(DO THIS):
The answer is one number: how many lines in the data below hold "characterized".

(Dataset items)
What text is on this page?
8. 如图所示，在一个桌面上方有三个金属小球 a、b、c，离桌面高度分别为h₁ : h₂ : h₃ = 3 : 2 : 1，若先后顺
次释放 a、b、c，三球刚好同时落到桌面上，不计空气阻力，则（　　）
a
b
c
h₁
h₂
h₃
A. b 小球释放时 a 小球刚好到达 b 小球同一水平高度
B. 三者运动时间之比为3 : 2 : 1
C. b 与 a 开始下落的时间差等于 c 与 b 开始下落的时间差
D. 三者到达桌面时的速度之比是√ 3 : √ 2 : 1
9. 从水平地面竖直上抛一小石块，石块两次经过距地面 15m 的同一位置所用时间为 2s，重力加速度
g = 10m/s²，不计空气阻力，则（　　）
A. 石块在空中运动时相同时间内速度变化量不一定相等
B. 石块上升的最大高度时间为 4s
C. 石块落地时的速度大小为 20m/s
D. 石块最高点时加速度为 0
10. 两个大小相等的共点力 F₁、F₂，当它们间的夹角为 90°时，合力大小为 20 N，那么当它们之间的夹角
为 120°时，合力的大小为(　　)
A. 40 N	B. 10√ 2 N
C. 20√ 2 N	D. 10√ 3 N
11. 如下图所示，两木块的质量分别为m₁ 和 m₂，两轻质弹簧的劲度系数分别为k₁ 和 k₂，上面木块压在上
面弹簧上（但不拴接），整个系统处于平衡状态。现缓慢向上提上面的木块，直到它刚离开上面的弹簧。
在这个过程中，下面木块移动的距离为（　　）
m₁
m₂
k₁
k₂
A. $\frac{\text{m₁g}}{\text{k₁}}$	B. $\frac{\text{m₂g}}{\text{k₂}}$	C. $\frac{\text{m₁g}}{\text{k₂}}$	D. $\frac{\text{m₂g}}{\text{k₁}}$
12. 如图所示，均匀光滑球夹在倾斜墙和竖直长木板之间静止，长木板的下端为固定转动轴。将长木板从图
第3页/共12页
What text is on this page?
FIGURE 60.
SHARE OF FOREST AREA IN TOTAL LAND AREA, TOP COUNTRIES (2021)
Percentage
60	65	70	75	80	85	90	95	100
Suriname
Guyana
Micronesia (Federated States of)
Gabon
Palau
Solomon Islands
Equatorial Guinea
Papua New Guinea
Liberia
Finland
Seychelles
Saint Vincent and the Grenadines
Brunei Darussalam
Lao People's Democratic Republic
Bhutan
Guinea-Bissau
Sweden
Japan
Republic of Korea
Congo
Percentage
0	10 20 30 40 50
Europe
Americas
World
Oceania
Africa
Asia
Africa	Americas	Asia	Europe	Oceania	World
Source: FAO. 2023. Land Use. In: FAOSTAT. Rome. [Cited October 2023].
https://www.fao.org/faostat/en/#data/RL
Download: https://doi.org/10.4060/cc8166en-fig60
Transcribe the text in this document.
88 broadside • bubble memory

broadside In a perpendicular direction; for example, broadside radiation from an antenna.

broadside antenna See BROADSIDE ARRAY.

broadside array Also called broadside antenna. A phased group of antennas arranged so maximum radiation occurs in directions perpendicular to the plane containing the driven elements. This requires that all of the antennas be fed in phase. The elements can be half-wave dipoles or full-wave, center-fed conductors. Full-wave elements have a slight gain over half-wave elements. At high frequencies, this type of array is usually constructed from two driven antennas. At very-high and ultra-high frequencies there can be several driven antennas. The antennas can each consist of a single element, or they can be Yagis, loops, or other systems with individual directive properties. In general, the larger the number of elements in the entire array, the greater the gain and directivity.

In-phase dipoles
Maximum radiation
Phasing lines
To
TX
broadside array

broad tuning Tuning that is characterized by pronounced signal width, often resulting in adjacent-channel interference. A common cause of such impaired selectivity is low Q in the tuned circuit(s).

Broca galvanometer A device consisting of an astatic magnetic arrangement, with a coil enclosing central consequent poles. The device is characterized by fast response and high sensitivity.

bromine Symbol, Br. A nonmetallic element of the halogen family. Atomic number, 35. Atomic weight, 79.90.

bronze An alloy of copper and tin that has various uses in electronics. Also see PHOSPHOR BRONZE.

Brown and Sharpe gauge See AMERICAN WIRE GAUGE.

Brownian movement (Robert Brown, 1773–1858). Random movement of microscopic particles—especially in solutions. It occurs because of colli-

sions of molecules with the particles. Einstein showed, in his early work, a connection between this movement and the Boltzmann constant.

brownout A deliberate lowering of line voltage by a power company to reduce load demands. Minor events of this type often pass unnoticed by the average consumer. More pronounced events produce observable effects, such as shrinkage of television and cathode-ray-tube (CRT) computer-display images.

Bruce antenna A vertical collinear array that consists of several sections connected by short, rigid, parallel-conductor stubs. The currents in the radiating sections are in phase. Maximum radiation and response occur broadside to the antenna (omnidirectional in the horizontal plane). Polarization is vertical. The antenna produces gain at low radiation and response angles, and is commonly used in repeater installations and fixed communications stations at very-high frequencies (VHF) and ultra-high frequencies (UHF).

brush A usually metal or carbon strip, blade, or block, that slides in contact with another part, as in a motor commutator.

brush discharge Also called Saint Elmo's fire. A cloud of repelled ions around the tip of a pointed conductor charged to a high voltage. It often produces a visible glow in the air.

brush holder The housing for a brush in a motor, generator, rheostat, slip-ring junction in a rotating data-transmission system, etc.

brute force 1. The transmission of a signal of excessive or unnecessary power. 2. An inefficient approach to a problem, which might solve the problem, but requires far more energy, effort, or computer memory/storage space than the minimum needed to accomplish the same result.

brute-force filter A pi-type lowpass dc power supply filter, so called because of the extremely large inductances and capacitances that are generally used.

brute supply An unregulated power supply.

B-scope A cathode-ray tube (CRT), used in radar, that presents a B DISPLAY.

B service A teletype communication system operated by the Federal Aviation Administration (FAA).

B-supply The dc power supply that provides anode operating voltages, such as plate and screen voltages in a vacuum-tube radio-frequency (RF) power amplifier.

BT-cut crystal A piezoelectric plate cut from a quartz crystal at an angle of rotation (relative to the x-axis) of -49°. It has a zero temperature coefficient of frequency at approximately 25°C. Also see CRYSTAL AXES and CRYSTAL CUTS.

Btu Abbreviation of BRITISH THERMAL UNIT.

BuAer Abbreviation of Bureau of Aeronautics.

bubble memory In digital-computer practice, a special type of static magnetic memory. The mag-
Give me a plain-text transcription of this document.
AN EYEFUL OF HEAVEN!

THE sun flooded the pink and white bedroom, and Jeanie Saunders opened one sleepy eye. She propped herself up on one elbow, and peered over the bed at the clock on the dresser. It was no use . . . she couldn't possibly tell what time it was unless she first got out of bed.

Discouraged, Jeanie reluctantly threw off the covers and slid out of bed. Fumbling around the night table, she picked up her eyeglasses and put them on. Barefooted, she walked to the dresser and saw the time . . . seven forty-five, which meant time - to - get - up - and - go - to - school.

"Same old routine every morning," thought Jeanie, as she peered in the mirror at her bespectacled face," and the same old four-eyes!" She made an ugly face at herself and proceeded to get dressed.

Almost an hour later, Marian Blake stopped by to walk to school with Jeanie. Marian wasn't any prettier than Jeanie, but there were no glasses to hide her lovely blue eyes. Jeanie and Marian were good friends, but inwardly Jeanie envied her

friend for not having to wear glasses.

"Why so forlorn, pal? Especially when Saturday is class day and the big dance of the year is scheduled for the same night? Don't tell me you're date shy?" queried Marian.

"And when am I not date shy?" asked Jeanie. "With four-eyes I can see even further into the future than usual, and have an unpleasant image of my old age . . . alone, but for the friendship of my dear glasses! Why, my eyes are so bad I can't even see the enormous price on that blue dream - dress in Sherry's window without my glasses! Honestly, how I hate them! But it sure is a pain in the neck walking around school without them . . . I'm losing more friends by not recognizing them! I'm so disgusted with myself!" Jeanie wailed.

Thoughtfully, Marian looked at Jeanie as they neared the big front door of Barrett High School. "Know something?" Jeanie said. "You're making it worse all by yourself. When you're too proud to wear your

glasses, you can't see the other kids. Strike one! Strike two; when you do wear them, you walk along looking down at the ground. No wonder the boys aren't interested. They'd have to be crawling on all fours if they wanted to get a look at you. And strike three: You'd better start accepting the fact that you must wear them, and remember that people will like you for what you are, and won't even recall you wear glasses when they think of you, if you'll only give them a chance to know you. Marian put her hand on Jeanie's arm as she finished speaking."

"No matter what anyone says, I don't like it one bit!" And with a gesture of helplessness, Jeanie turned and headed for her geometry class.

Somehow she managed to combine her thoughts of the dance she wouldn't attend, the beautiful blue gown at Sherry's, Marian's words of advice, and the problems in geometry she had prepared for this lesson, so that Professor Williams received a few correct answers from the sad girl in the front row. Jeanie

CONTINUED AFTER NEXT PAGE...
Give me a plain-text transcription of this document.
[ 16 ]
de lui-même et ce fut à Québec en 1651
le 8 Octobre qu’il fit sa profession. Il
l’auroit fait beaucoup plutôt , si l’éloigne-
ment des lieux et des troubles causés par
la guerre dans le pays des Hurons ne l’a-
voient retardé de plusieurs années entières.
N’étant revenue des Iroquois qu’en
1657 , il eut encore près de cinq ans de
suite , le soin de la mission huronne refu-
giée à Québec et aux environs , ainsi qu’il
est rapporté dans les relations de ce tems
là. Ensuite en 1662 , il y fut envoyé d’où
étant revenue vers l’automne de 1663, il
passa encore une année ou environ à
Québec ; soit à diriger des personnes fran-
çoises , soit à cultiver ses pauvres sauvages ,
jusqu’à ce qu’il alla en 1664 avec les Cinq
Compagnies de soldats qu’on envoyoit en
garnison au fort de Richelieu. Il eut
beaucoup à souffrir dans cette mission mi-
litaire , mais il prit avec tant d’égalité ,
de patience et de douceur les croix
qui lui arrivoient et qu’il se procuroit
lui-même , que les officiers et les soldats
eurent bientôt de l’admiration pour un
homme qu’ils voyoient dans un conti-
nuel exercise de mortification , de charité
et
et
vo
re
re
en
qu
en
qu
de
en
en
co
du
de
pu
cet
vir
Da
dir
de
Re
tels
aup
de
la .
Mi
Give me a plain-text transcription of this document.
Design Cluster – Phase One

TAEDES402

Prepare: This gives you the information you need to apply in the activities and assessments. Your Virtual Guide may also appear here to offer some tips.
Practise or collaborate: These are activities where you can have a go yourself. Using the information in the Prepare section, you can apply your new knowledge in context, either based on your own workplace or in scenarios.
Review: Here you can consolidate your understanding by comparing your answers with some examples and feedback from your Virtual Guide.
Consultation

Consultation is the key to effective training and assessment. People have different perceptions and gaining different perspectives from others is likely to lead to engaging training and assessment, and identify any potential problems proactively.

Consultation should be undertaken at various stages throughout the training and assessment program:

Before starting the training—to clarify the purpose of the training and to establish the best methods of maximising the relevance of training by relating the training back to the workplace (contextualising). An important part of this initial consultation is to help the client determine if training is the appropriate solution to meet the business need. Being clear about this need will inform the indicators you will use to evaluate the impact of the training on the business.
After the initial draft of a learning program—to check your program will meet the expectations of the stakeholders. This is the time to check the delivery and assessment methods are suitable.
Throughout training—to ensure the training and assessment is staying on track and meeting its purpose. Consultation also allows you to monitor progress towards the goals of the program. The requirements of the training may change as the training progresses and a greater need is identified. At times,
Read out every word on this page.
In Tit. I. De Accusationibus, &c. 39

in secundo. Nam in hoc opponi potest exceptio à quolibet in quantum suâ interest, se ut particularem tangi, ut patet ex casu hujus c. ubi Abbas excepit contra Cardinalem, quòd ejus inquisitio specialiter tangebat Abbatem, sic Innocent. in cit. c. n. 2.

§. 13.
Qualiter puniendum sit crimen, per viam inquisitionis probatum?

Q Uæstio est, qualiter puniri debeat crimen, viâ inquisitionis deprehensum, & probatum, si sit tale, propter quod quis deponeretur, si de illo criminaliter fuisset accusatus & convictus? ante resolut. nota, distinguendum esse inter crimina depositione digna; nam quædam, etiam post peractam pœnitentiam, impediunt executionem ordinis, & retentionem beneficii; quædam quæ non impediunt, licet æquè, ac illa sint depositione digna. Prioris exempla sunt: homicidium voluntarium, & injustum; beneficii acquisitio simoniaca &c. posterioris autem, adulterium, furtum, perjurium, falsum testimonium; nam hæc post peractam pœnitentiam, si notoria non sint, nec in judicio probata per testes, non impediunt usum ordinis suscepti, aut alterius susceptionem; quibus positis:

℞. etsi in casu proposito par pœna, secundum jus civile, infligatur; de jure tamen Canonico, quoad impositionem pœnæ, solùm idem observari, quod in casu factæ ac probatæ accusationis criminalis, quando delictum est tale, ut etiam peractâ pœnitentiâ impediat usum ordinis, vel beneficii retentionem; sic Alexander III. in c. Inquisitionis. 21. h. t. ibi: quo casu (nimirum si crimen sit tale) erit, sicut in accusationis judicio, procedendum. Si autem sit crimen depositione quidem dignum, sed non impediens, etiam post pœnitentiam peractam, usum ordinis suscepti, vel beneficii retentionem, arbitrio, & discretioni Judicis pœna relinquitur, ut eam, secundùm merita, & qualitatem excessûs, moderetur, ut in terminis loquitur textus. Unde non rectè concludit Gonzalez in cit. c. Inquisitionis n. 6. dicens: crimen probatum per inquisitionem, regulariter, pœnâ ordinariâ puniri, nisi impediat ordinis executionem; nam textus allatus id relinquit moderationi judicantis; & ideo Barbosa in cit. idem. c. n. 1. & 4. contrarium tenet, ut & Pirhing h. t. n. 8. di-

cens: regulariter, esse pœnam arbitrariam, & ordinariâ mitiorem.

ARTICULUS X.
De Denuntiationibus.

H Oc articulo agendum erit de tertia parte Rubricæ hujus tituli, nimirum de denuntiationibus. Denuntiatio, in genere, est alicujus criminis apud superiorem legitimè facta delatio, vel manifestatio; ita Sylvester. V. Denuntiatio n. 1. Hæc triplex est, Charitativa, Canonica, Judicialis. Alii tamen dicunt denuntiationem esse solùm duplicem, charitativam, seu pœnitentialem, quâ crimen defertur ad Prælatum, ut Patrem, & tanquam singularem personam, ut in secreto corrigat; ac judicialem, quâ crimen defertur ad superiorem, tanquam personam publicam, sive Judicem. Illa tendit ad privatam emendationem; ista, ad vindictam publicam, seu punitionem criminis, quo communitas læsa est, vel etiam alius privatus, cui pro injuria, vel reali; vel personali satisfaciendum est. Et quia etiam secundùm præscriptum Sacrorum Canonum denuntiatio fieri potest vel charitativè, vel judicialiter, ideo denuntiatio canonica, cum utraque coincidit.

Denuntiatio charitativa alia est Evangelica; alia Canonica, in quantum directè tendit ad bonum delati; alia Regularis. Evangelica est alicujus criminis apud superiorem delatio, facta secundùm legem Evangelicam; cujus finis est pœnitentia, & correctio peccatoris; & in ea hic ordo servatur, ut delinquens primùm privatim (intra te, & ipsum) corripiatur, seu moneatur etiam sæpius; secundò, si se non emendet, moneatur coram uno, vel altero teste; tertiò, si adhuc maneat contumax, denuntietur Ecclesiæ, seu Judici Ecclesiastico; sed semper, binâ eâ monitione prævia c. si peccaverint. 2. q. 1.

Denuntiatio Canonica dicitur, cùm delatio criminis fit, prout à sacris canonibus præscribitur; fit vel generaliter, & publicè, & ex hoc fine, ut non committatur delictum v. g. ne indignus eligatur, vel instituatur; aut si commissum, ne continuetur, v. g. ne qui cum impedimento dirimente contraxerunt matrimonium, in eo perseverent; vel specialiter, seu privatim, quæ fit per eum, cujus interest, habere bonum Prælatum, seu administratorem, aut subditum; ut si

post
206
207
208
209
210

(THE COMPLETED TASK):
2